- Work required
Give the number of lines containing the word "from", and nothing else.

[Saved entries]
********************
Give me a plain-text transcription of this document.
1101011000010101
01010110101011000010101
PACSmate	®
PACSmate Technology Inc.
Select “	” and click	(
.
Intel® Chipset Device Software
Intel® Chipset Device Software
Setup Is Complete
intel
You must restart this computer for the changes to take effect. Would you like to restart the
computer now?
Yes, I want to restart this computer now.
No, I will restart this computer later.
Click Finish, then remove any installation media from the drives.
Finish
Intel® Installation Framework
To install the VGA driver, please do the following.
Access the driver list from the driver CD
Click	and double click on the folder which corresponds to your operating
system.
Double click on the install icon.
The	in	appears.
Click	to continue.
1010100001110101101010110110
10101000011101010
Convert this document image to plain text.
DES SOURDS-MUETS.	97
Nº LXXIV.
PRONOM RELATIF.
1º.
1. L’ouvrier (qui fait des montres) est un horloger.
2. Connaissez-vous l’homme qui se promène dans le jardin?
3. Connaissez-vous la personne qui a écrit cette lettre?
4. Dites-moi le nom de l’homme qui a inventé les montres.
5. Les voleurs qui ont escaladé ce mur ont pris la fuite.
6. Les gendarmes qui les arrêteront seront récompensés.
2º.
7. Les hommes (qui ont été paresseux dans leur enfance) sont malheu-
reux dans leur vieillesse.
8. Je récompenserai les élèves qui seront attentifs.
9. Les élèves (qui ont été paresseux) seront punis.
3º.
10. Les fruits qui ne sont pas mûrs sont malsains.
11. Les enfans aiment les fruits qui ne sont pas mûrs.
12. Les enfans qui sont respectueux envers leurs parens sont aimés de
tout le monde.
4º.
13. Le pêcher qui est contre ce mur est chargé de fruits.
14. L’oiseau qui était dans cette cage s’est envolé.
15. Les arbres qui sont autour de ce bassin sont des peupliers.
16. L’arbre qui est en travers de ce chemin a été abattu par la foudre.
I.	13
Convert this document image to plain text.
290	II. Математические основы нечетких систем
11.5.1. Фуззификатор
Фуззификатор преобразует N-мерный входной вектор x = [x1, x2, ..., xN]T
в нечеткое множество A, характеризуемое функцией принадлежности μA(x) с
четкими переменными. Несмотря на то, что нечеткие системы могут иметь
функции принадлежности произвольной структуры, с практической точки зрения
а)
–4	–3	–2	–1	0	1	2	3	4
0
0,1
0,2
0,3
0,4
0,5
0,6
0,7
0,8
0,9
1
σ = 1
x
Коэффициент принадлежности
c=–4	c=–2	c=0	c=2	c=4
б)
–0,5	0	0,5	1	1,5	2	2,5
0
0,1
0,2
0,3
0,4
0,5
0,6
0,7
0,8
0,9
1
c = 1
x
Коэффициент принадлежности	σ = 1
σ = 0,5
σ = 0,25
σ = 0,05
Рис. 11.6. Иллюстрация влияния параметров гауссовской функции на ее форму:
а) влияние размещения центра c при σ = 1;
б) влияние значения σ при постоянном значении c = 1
********************
- Task response
2